# Supplied entries
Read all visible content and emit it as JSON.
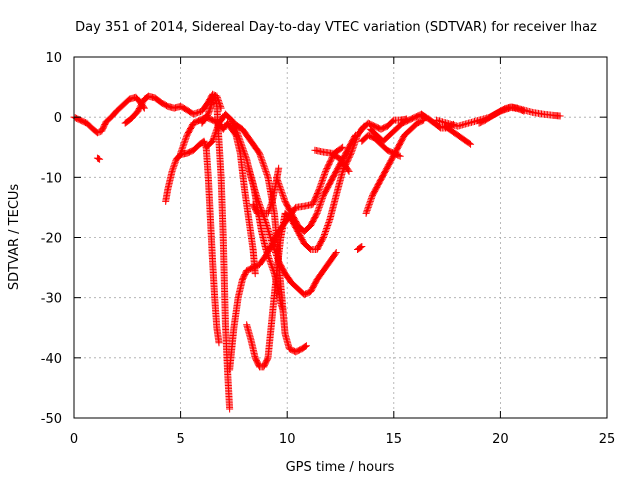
{
  "chart_data": {
    "type": "scatter",
    "title": "Day 351 of 2014, Sidereal Day-to-day VTEC variation (SDTVAR) for receiver lhaz",
    "xlabel": "GPS time / hours",
    "ylabel": "SDTVAR / TECUs",
    "xlim": [
      0,
      25
    ],
    "ylim": [
      -50,
      10
    ],
    "xticks": [
      0,
      5,
      10,
      15,
      20,
      25
    ],
    "yticks": [
      10,
      0,
      -10,
      -20,
      -30,
      -40,
      -50
    ],
    "grid": true,
    "marker": "+",
    "color": "#ff0000",
    "series": [
      {
        "name": "trace-1",
        "points": [
          [
            0,
            0
          ],
          [
            0.3,
            -0.5
          ],
          [
            0.6,
            -1
          ],
          [
            0.9,
            -2
          ],
          [
            1.1,
            -2.6
          ],
          [
            1.3,
            -2.3
          ],
          [
            1.5,
            -0.8
          ],
          [
            1.8,
            0.2
          ],
          [
            2.0,
            1
          ],
          [
            2.3,
            2
          ],
          [
            2.6,
            3
          ],
          [
            2.9,
            3.3
          ],
          [
            3.1,
            2.5
          ],
          [
            3.3,
            1.5
          ]
        ]
      },
      {
        "name": "trace-2",
        "points": [
          [
            1.1,
            -6.8
          ],
          [
            1.2,
            -7
          ]
        ]
      },
      {
        "name": "trace-3",
        "points": [
          [
            2.4,
            -1
          ],
          [
            2.7,
            -0.2
          ],
          [
            3.0,
            1
          ],
          [
            3.3,
            3
          ],
          [
            3.5,
            3.5
          ],
          [
            3.8,
            3.2
          ],
          [
            4.1,
            2.4
          ],
          [
            4.4,
            1.8
          ],
          [
            4.7,
            1.5
          ],
          [
            5.0,
            1.8
          ],
          [
            5.3,
            1.2
          ],
          [
            5.6,
            0.5
          ],
          [
            6.0,
            1
          ],
          [
            6.3,
            2.5
          ],
          [
            6.5,
            3.8
          ],
          [
            6.7,
            3.5
          ],
          [
            6.9,
            1.5
          ]
        ]
      },
      {
        "name": "trace-4",
        "points": [
          [
            4.3,
            -14
          ],
          [
            4.4,
            -12
          ],
          [
            4.6,
            -9
          ],
          [
            4.8,
            -7
          ],
          [
            5.0,
            -6.2
          ],
          [
            5.3,
            -6
          ],
          [
            5.6,
            -5.5
          ],
          [
            5.9,
            -4.5
          ],
          [
            6.1,
            -4
          ],
          [
            6.2,
            -5
          ],
          [
            6.3,
            -10
          ],
          [
            6.4,
            -17
          ],
          [
            6.5,
            -24
          ],
          [
            6.6,
            -30
          ],
          [
            6.7,
            -35
          ],
          [
            6.8,
            -37.5
          ]
        ]
      },
      {
        "name": "trace-5",
        "points": [
          [
            6.0,
            -1
          ],
          [
            6.3,
            0.5
          ],
          [
            6.5,
            2.8
          ],
          [
            6.6,
            3.5
          ],
          [
            6.7,
            2
          ],
          [
            6.8,
            -4
          ],
          [
            6.9,
            -10
          ],
          [
            7.0,
            -20
          ],
          [
            7.1,
            -34
          ],
          [
            7.2,
            -42
          ],
          [
            7.3,
            -48.5
          ]
        ]
      },
      {
        "name": "trace-6",
        "points": [
          [
            5.0,
            -6
          ],
          [
            5.3,
            -3
          ],
          [
            5.6,
            -1
          ],
          [
            5.9,
            -0.5
          ],
          [
            6.2,
            0
          ],
          [
            6.5,
            -0.5
          ],
          [
            6.8,
            -1
          ],
          [
            7.0,
            -2
          ],
          [
            7.2,
            -1
          ],
          [
            7.4,
            -2
          ],
          [
            7.6,
            -3
          ],
          [
            7.8,
            -6
          ],
          [
            8.0,
            -12
          ],
          [
            8.2,
            -17
          ],
          [
            8.4,
            -22
          ],
          [
            8.5,
            -26
          ]
        ]
      },
      {
        "name": "trace-7",
        "points": [
          [
            7.3,
            -42
          ],
          [
            7.5,
            -35
          ],
          [
            7.7,
            -30
          ],
          [
            7.9,
            -27
          ],
          [
            8.1,
            -25.5
          ],
          [
            8.4,
            -25
          ],
          [
            8.7,
            -24.5
          ],
          [
            9.0,
            -23
          ],
          [
            9.3,
            -21
          ],
          [
            9.6,
            -19
          ],
          [
            10.0,
            -17
          ],
          [
            10.4,
            -15
          ],
          [
            10.8,
            -14.8
          ],
          [
            11.2,
            -14.5
          ],
          [
            11.5,
            -12
          ],
          [
            11.8,
            -9
          ],
          [
            12.2,
            -6
          ],
          [
            12.6,
            -5
          ]
        ]
      },
      {
        "name": "trace-8",
        "points": [
          [
            6.2,
            -5
          ],
          [
            6.5,
            -4
          ],
          [
            6.8,
            -1
          ],
          [
            7.1,
            0.5
          ],
          [
            7.4,
            -0.5
          ],
          [
            7.6,
            -2
          ],
          [
            7.8,
            -4
          ],
          [
            8.1,
            -7
          ],
          [
            8.3,
            -10
          ],
          [
            8.6,
            -13.5
          ],
          [
            9.0,
            -17.5
          ],
          [
            9.3,
            -21
          ],
          [
            9.6,
            -24
          ],
          [
            9.9,
            -26
          ],
          [
            10.2,
            -27.5
          ],
          [
            10.5,
            -28.5
          ],
          [
            10.8,
            -29.5
          ],
          [
            11.1,
            -29
          ],
          [
            11.4,
            -27
          ],
          [
            11.7,
            -25.5
          ],
          [
            12.0,
            -24
          ],
          [
            12.3,
            -22.5
          ]
        ]
      },
      {
        "name": "trace-9",
        "points": [
          [
            8.1,
            -34.5
          ],
          [
            8.3,
            -37
          ],
          [
            8.5,
            -40
          ],
          [
            8.7,
            -41.5
          ],
          [
            8.9,
            -41.5
          ],
          [
            9.1,
            -40
          ],
          [
            9.3,
            -33
          ],
          [
            9.5,
            -26
          ],
          [
            9.7,
            -20
          ],
          [
            9.9,
            -16
          ],
          [
            10.2,
            -17
          ],
          [
            10.5,
            -19
          ],
          [
            10.8,
            -21
          ],
          [
            11.1,
            -22
          ],
          [
            11.4,
            -22
          ],
          [
            11.7,
            -20
          ],
          [
            12.0,
            -17
          ],
          [
            12.3,
            -13
          ],
          [
            12.6,
            -9
          ],
          [
            13.0,
            -6
          ],
          [
            13.3,
            -3
          ],
          [
            13.6,
            -1.5
          ]
        ]
      },
      {
        "name": "trace-10",
        "points": [
          [
            8.2,
            -8.5
          ],
          [
            8.4,
            -11
          ],
          [
            8.6,
            -15
          ],
          [
            8.8,
            -19
          ],
          [
            9.0,
            -22
          ],
          [
            9.2,
            -24
          ],
          [
            9.4,
            -26
          ],
          [
            9.6,
            -29
          ],
          [
            9.7,
            -31
          ],
          [
            9.8,
            -32
          ]
        ]
      },
      {
        "name": "trace-11",
        "points": [
          [
            8.4,
            -14.5
          ],
          [
            8.6,
            -16
          ],
          [
            8.8,
            -16
          ],
          [
            9.1,
            -16
          ],
          [
            9.3,
            -14
          ],
          [
            9.5,
            -10.5
          ],
          [
            9.6,
            -8.5
          ]
        ]
      },
      {
        "name": "trace-12",
        "points": [
          [
            7.5,
            -1
          ],
          [
            7.9,
            -2
          ],
          [
            8.3,
            -4
          ],
          [
            8.7,
            -6
          ],
          [
            9.1,
            -10
          ],
          [
            9.4,
            -16
          ],
          [
            9.6,
            -24
          ],
          [
            9.8,
            -32
          ],
          [
            9.9,
            -36
          ],
          [
            10.1,
            -38.5
          ],
          [
            10.4,
            -39
          ],
          [
            10.7,
            -38.5
          ],
          [
            10.9,
            -38
          ]
        ]
      },
      {
        "name": "trace-13",
        "points": [
          [
            9.5,
            -10
          ],
          [
            9.7,
            -12
          ],
          [
            9.9,
            -14
          ],
          [
            10.2,
            -16
          ],
          [
            10.5,
            -18
          ],
          [
            10.8,
            -19
          ],
          [
            11.1,
            -18
          ],
          [
            11.4,
            -16
          ],
          [
            11.7,
            -13
          ],
          [
            12.0,
            -11
          ],
          [
            12.3,
            -9
          ],
          [
            12.6,
            -7
          ],
          [
            12.9,
            -5
          ],
          [
            13.2,
            -3
          ]
        ]
      },
      {
        "name": "trace-14",
        "points": [
          [
            11.3,
            -5.5
          ],
          [
            11.7,
            -5.8
          ],
          [
            12.1,
            -6
          ],
          [
            12.5,
            -7
          ],
          [
            12.9,
            -9
          ]
        ]
      },
      {
        "name": "trace-15",
        "points": [
          [
            13.3,
            -22
          ],
          [
            13.5,
            -21.5
          ]
        ]
      },
      {
        "name": "trace-16",
        "points": [
          [
            13.7,
            -16
          ],
          [
            14.0,
            -13
          ],
          [
            14.3,
            -11
          ],
          [
            14.6,
            -9
          ],
          [
            14.9,
            -7
          ],
          [
            15.2,
            -5
          ],
          [
            15.5,
            -3
          ],
          [
            15.8,
            -2
          ],
          [
            16.1,
            -1
          ],
          [
            16.4,
            -0.5
          ]
        ]
      },
      {
        "name": "trace-17",
        "points": [
          [
            13.5,
            -2
          ],
          [
            13.8,
            -1
          ],
          [
            14.1,
            -1.5
          ],
          [
            14.4,
            -2
          ],
          [
            14.7,
            -1.5
          ],
          [
            15.0,
            -0.5
          ],
          [
            15.3,
            -0.5
          ],
          [
            15.6,
            -0.3
          ]
        ]
      },
      {
        "name": "trace-18",
        "points": [
          [
            13.5,
            -4
          ],
          [
            13.8,
            -3
          ],
          [
            14.1,
            -3.5
          ],
          [
            14.4,
            -4.5
          ],
          [
            14.7,
            -5.5
          ],
          [
            15.0,
            -6
          ],
          [
            15.3,
            -6.5
          ]
        ]
      },
      {
        "name": "trace-19",
        "points": [
          [
            13.9,
            -2
          ],
          [
            14.2,
            -3
          ],
          [
            14.5,
            -4
          ],
          [
            14.8,
            -3
          ],
          [
            15.1,
            -2
          ],
          [
            15.4,
            -1
          ],
          [
            15.7,
            -0.5
          ],
          [
            16.0,
            0
          ],
          [
            16.3,
            0.5
          ],
          [
            16.5,
            0
          ]
        ]
      },
      {
        "name": "trace-20",
        "points": [
          [
            16.3,
            0.3
          ],
          [
            16.6,
            -0.2
          ],
          [
            16.9,
            -1
          ],
          [
            17.2,
            -1.8
          ],
          [
            17.5,
            -1.8
          ],
          [
            17.8,
            -1.2
          ]
        ]
      },
      {
        "name": "trace-21",
        "points": [
          [
            17.4,
            -1.5
          ],
          [
            17.8,
            -2.5
          ],
          [
            18.2,
            -3.5
          ],
          [
            18.6,
            -4.5
          ]
        ]
      },
      {
        "name": "trace-22",
        "points": [
          [
            17.0,
            -0.5
          ],
          [
            17.5,
            -1
          ],
          [
            18.0,
            -1.5
          ],
          [
            18.5,
            -1
          ],
          [
            19.0,
            -0.5
          ],
          [
            19.5,
            0
          ],
          [
            20.0,
            1
          ],
          [
            20.5,
            1.6
          ],
          [
            21.0,
            1.3
          ],
          [
            21.5,
            0.8
          ],
          [
            22.0,
            0.5
          ],
          [
            22.5,
            0.3
          ],
          [
            22.8,
            0.2
          ]
        ]
      },
      {
        "name": "trace-23",
        "points": [
          [
            19.0,
            -1
          ],
          [
            19.3,
            -0.5
          ],
          [
            19.6,
            0.2
          ],
          [
            19.9,
            0.8
          ],
          [
            20.2,
            1.4
          ],
          [
            20.5,
            1.7
          ],
          [
            20.8,
            1.5
          ],
          [
            21.1,
            1
          ]
        ]
      }
    ]
  }
}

# Stated problem
Find every line above that contains the word "SDTVAR", and return each one.

# Reply
    "title": "Day 351 of 2014, Sidereal Day-to-day VTEC variation (SDTVAR) for receiver lhaz",
    "ylabel": "SDTVAR / TECUs",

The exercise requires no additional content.